Stored data entries:

════════════════════

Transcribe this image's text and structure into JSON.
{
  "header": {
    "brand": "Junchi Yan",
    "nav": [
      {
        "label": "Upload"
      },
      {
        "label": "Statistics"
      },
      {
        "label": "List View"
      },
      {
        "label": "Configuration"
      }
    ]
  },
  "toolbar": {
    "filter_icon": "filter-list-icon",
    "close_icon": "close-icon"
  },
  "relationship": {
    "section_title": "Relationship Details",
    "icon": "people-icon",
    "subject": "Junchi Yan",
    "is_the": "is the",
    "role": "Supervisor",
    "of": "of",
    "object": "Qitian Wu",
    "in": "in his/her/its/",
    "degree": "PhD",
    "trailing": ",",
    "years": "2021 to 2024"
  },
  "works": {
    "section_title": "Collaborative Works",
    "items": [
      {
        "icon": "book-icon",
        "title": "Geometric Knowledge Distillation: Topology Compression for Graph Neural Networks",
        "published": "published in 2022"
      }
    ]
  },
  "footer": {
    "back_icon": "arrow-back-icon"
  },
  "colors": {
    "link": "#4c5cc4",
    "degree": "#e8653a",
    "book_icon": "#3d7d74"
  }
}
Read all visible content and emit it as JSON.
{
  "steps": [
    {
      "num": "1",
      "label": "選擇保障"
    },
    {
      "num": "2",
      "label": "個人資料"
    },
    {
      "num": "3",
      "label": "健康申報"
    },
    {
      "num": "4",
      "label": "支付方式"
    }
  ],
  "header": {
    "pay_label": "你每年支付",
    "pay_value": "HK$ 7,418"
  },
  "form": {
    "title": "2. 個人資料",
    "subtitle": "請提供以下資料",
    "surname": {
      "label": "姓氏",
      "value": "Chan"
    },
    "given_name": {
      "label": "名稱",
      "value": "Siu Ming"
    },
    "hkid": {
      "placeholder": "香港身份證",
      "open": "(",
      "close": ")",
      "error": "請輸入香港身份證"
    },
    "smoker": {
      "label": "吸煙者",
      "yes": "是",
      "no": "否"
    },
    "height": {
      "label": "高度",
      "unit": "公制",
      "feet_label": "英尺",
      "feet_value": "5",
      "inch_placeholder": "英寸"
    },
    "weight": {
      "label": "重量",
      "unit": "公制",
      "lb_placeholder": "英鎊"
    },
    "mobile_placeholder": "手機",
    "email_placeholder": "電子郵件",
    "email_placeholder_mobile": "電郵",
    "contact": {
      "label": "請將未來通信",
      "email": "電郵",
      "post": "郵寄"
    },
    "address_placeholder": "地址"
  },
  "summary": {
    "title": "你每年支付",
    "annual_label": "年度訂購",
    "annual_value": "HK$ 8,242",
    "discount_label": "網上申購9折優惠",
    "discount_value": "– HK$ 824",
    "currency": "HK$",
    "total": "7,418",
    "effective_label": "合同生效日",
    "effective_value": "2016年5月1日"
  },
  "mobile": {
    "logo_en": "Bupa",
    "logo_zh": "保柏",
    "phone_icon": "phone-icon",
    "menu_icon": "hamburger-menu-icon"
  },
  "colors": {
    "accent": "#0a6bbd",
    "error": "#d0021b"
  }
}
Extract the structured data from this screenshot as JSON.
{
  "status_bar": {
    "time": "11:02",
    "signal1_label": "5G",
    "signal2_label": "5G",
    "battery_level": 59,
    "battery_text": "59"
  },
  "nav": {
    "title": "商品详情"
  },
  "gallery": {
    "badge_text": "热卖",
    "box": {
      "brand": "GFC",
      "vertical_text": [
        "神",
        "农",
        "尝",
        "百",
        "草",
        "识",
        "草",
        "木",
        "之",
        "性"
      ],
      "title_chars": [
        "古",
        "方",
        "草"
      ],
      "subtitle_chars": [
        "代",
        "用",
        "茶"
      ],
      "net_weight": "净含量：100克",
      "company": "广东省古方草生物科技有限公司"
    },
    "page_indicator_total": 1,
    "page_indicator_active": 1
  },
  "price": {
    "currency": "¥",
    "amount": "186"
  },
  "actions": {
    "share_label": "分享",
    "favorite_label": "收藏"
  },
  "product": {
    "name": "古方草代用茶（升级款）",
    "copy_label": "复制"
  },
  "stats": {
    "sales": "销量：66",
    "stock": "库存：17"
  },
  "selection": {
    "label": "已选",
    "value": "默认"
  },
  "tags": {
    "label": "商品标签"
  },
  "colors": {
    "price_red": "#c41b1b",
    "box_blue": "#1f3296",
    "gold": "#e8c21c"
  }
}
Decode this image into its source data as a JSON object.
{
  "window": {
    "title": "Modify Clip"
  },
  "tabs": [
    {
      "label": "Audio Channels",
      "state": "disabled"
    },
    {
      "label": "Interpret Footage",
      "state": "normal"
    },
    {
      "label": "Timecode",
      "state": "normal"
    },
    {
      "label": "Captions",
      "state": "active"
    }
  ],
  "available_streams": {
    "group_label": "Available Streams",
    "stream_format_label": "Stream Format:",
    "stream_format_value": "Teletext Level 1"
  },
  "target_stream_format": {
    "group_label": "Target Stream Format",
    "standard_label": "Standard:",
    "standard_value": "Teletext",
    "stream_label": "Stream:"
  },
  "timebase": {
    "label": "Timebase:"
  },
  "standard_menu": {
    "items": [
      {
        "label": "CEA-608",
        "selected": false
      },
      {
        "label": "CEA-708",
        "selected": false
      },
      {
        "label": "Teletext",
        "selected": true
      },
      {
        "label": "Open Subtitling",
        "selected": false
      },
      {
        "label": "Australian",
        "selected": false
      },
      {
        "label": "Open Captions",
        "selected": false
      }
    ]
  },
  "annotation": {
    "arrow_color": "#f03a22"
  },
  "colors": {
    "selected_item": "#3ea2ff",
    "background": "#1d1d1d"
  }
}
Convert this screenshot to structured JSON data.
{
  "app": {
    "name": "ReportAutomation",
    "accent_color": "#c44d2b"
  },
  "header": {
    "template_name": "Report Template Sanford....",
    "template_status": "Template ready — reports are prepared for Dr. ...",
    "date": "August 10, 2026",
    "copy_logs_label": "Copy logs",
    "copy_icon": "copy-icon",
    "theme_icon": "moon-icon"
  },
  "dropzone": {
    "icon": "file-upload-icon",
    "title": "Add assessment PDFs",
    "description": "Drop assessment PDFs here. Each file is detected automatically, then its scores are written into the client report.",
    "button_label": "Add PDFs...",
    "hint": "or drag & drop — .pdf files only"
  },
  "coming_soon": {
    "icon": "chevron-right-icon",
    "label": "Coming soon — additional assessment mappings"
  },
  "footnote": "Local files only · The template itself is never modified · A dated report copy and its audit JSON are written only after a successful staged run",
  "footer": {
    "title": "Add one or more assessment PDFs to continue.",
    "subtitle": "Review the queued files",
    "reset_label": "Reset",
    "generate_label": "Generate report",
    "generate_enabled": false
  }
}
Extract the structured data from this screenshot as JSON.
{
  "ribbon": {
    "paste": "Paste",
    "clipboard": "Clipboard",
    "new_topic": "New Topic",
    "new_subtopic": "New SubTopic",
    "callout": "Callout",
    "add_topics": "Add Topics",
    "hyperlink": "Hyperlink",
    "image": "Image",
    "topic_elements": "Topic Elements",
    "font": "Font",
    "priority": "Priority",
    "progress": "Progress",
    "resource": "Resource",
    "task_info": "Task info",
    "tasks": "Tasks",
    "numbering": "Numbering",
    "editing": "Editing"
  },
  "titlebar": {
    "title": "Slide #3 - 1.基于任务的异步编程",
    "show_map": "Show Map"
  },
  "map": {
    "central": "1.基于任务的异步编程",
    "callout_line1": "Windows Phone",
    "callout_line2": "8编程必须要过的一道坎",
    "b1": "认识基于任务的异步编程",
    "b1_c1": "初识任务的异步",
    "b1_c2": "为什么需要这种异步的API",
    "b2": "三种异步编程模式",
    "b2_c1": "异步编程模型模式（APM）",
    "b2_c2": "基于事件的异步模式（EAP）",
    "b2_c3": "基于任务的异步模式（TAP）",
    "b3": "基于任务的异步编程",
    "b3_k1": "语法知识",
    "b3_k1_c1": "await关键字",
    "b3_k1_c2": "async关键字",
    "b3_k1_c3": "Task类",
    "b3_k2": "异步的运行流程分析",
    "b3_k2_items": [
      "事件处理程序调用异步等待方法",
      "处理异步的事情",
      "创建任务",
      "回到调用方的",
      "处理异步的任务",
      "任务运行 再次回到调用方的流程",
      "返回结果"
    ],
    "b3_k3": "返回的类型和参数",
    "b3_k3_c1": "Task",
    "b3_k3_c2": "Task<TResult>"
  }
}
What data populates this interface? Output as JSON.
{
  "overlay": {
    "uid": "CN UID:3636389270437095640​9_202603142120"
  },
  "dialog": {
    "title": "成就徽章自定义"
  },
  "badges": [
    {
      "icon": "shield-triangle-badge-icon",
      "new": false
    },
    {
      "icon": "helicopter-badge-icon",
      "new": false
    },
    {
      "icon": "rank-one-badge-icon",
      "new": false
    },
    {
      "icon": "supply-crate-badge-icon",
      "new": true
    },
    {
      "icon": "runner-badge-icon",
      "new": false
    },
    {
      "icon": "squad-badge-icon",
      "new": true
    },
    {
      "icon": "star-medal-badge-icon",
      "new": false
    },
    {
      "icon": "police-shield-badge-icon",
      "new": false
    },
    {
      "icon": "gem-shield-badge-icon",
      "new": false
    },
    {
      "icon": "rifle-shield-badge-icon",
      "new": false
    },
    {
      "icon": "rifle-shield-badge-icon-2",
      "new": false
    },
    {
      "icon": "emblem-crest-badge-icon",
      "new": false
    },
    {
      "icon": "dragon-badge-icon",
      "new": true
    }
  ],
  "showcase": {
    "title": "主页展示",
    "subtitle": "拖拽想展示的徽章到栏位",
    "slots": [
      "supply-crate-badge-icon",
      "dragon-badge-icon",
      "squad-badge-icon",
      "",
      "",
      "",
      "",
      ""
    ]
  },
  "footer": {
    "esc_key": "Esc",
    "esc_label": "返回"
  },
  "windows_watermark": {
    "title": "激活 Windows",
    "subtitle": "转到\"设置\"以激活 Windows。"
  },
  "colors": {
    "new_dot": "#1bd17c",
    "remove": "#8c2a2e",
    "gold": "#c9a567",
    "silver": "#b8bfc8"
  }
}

════════════════════

Required task: Scan the data for the word "image" and copy every line where it shows up.

Finished task:
Transcribe this image's text and structure into JSON.
Decode this image into its source data as a JSON object.
    "image": "Image",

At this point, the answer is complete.